**DATA LINES:**
-- start --

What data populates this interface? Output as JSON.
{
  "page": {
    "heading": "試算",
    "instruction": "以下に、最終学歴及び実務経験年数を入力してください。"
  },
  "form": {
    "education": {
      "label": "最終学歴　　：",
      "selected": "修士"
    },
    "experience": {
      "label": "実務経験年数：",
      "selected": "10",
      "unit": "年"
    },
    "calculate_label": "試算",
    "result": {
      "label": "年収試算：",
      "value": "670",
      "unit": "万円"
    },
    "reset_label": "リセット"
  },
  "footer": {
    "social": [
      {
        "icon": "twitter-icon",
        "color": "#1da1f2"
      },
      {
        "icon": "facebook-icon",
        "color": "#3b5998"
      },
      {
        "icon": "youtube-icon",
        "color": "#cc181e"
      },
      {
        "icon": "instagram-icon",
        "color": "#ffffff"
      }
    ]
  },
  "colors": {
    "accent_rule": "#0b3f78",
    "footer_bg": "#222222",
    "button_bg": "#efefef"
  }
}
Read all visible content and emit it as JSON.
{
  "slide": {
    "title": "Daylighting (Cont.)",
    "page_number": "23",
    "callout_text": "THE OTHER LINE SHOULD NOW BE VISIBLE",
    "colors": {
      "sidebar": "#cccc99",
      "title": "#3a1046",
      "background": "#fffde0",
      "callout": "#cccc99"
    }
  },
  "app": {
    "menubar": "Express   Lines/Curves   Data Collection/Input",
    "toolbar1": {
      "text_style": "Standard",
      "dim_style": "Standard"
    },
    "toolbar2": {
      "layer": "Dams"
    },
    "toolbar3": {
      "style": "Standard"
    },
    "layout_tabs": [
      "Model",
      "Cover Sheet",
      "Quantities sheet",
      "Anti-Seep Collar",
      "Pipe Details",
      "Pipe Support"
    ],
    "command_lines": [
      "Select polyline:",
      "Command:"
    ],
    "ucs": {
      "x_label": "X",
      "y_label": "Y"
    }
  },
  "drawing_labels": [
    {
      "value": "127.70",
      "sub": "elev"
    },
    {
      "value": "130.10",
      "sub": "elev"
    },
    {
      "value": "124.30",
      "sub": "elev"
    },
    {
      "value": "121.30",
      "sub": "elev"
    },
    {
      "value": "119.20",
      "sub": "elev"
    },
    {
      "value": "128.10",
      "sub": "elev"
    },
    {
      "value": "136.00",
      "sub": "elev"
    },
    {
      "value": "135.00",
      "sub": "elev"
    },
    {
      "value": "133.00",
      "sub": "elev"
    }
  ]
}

-- end --

**SET PROBLEM:** Transcribe the data. Leave every line exactly as it is.

**RESULT BELOW:**
What data populates this interface? Output as JSON.
{
  "page": {
    "heading": "試算",
    "instruction": "以下に、最終学歴及び実務経験年数を入力してください。"
  },
  "form": {
    "education": {
      "label": "最終学歴　　：",
      "selected": "修士"
    },
    "experience": {
      "label": "実務経験年数：",
      "selected": "10",
      "unit": "年"
    },
    "calculate_label": "試算",
    "result": {
      "label": "年収試算：",
      "value": "670",
      "unit": "万円"
    },
    "reset_label": "リセット"
  },
  "footer": {
    "social": [
      {
        "icon": "twitter-icon",
        "color": "#1da1f2"
      },
      {
        "icon": "facebook-icon",
        "color": "#3b5998"
      },
      {
        "icon": "youtube-icon",
        "color": "#cc181e"
      },
      {
        "icon": "instagram-icon",
        "color": "#ffffff"
      }
    ]
  },
  "colors": {
    "accent_rule": "#0b3f78",
    "footer_bg": "#222222",
    "button_bg": "#efefef"
  }
}
Read all visible content and emit it as JSON.
{
  "slide": {
    "title": "Daylighting (Cont.)",
    "page_number": "23",
    "callout_text": "THE OTHER LINE SHOULD NOW BE VISIBLE",
    "colors": {
      "sidebar": "#cccc99",
      "title": "#3a1046",
      "background": "#fffde0",
      "callout": "#cccc99"
    }
  },
  "app": {
    "menubar": "Express   Lines/Curves   Data Collection/Input",
    "toolbar1": {
      "text_style": "Standard",
      "dim_style": "Standard"
    },
    "toolbar2": {
      "layer": "Dams"
    },
    "toolbar3": {
      "style": "Standard"
    },
    "layout_tabs": [
      "Model",
      "Cover Sheet",
      "Quantities sheet",
      "Anti-Seep Collar",
      "Pipe Details",
      "Pipe Support"
    ],
    "command_lines": [
      "Select polyline:",
      "Command:"
    ],
    "ucs": {
      "x_label": "X",
      "y_label": "Y"
    }
  },
  "drawing_labels": [
    {
      "value": "127.70",
      "sub": "elev"
    },
    {
      "value": "130.10",
      "sub": "elev"
    },
    {
      "value": "124.30",
      "sub": "elev"
    },
    {
      "value": "121.30",
      "sub": "elev"
    },
    {
      "value": "119.20",
      "sub": "elev"
    },
    {
      "value": "128.10",
      "sub": "elev"
    },
    {
      "value": "136.00",
      "sub": "elev"
    },
    {
      "value": "135.00",
      "sub": "elev"
    },
    {
      "value": "133.00",
      "sub": "elev"
    }
  ]
}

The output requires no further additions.